[Stored data entries]
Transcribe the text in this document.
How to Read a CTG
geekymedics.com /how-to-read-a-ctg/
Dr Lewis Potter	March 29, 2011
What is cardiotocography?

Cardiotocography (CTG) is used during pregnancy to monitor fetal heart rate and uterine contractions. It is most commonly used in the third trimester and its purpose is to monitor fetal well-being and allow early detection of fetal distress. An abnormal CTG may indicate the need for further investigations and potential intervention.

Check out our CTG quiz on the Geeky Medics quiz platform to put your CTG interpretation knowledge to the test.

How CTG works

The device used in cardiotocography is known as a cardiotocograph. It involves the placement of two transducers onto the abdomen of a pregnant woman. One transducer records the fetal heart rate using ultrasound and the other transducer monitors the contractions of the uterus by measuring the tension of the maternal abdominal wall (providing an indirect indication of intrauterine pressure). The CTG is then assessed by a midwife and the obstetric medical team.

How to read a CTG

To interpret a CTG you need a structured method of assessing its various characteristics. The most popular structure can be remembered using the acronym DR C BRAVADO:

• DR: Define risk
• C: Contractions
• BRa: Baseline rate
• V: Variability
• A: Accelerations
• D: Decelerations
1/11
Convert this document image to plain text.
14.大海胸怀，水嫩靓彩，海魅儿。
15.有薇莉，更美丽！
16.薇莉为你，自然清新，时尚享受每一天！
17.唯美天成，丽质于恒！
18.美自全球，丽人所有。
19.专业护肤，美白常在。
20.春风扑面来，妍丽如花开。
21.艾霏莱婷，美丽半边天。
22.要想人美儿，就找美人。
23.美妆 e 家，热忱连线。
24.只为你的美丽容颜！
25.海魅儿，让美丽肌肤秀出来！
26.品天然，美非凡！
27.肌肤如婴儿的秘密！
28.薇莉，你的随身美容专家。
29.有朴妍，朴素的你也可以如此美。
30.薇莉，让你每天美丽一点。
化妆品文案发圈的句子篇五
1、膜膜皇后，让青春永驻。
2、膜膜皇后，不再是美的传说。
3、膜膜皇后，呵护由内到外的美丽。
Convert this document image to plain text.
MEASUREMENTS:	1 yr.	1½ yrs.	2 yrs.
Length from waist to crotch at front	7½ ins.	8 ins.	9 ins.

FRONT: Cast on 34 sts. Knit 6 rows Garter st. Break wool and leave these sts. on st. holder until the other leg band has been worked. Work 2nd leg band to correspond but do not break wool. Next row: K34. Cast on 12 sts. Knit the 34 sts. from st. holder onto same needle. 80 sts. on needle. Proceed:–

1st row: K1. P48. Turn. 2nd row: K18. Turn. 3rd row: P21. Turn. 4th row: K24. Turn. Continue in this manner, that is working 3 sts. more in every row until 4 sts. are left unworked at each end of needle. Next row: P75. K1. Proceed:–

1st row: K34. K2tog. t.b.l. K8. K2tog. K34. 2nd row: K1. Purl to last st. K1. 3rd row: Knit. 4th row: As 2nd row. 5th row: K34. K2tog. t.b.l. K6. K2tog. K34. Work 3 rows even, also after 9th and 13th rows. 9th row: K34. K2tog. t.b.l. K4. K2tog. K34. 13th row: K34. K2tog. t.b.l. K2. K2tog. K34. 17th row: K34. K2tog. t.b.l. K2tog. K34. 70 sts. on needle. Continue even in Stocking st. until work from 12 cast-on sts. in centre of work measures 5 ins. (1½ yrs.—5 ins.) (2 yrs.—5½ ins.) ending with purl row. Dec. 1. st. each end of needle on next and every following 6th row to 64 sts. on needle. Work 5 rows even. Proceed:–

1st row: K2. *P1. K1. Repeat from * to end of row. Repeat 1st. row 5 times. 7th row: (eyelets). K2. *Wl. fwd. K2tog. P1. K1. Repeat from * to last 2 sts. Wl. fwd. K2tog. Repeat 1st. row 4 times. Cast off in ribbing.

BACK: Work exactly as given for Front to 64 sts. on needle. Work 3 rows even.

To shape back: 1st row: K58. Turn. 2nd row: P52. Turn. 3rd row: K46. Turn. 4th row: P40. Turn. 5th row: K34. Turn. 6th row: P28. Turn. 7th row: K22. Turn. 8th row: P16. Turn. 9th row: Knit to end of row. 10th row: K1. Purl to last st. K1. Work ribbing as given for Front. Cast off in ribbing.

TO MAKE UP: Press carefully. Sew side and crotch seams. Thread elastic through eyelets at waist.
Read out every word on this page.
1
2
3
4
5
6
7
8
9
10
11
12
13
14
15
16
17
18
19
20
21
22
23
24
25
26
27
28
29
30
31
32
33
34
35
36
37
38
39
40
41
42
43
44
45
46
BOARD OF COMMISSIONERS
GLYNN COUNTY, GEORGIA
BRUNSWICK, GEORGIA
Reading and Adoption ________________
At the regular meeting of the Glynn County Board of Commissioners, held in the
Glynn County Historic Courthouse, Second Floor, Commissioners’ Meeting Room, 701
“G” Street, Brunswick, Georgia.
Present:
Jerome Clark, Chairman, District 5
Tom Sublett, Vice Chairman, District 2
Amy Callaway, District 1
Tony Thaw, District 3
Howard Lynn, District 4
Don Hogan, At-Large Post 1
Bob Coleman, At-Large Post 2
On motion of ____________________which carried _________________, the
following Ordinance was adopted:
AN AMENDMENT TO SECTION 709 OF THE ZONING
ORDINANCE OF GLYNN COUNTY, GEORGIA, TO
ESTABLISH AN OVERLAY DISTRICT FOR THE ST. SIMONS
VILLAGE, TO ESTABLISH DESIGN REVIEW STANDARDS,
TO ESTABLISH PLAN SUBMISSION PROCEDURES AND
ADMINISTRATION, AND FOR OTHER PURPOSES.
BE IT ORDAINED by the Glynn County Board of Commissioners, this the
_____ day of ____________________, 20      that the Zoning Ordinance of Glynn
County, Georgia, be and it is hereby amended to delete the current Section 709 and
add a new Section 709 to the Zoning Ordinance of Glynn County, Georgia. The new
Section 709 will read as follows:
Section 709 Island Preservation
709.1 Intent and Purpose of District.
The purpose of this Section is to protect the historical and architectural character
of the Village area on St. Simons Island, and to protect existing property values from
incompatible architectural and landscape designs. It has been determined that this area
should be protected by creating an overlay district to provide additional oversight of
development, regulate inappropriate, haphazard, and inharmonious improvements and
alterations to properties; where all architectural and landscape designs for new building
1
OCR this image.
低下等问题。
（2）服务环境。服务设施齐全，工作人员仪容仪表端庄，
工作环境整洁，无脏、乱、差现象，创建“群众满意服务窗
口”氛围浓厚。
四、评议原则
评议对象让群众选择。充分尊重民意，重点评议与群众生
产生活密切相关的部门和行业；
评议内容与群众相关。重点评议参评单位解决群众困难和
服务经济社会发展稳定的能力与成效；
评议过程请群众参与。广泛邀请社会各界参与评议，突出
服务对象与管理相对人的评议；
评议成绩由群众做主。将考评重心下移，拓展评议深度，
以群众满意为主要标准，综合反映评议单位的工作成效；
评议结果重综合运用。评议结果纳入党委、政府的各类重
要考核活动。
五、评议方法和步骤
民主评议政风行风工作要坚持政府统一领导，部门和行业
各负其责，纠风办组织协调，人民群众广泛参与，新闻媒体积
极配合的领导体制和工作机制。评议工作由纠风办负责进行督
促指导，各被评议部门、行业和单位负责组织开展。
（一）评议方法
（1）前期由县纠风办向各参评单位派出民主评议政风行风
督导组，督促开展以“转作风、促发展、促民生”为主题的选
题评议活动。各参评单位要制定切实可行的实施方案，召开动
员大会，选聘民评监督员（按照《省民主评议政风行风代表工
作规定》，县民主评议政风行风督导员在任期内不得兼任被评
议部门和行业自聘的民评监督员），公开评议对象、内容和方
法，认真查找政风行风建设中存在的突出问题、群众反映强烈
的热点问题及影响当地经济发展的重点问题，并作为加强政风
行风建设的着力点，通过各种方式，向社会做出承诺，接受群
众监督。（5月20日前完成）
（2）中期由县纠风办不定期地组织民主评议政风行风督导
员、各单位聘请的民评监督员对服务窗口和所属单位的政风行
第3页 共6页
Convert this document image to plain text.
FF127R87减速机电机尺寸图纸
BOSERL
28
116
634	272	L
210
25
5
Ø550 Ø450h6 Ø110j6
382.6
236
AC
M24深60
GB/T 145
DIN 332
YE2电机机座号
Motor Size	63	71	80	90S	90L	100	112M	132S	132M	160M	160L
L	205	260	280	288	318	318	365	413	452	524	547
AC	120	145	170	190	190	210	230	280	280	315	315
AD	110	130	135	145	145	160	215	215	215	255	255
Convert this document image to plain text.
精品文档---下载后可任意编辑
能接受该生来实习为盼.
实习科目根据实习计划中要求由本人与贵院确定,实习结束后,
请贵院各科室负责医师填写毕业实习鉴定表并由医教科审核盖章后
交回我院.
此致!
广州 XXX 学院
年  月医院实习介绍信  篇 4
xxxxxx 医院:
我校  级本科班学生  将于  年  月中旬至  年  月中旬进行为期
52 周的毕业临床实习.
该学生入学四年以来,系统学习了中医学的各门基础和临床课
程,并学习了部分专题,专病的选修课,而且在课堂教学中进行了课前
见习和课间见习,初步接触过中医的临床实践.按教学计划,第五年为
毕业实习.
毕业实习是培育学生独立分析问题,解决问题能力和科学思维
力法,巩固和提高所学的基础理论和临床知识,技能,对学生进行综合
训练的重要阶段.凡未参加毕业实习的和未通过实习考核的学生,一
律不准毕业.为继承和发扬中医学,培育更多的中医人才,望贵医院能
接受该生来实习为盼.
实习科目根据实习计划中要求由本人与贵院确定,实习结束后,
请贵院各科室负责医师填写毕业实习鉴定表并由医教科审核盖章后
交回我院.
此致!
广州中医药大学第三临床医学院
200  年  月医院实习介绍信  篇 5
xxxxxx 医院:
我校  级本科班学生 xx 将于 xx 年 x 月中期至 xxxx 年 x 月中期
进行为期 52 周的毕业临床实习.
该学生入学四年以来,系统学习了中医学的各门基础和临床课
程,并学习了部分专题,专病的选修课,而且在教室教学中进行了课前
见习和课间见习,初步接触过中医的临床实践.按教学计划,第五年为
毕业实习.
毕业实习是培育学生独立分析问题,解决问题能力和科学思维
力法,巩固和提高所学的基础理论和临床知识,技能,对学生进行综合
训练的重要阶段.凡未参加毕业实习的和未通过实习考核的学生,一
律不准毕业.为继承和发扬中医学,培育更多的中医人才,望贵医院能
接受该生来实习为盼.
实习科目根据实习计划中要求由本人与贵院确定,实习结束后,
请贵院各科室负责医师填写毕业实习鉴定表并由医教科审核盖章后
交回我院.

• _TO BE DONE_:
What is the number of lines that hold the string "area"? Give it alone.

• _OUTPUT OF THE TASK_:
2